--- Task instructions ---
Tally every line featuring "вызванные", then give that tally alone.

--- Input ---
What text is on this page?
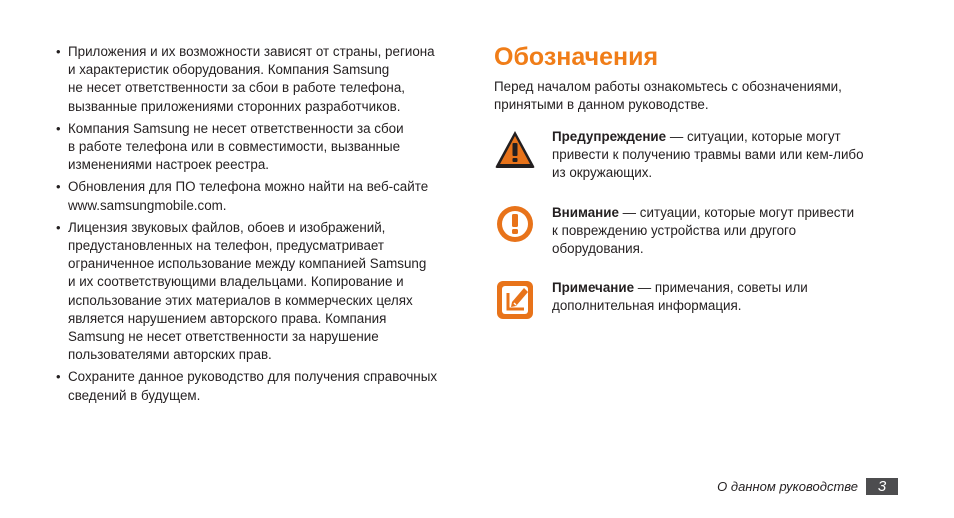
• Приложения и их возможности зависят от страны, региона
и характеристик оборудования. Компания Samsung
не несет ответственности за сбои в работе телефона,
вызванные приложениями сторонних разработчиков.
• Компания Samsung не несет ответственности за сбои
в работе телефона или в совместимости, вызванные
изменениями настроек реестра.
• Обновления для ПО телефона можно найти на веб-сайте
www.samsungmobile.com.
• Лицензия звуковых файлов, обоев и изображений,
предустановленных на телефон, предусматривает
ограниченное использование между компанией Samsung
и их соответствующими владельцами. Копирование и
использование этих материалов в коммерческих целях
является нарушением авторского права. Компания
Samsung не несет ответственности за нарушение
пользователями авторских прав.
• Сохраните данное руководство для получения справочных
сведений в будущем.
Обозначения
Перед началом работы ознакомьтесь с обозначениями,
принятыми в данном руководстве.
Предупреждение — ситуации, которые могут
привести к получению травмы вами или кем-либо
из окружающих.
Внимание — ситуации, которые могут привести
к повреждению устройства или другого
оборудования.
Примечание — примечания, советы или
дополнительная информация.
О данном руководстве	3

--- Reply to the exercise ---
2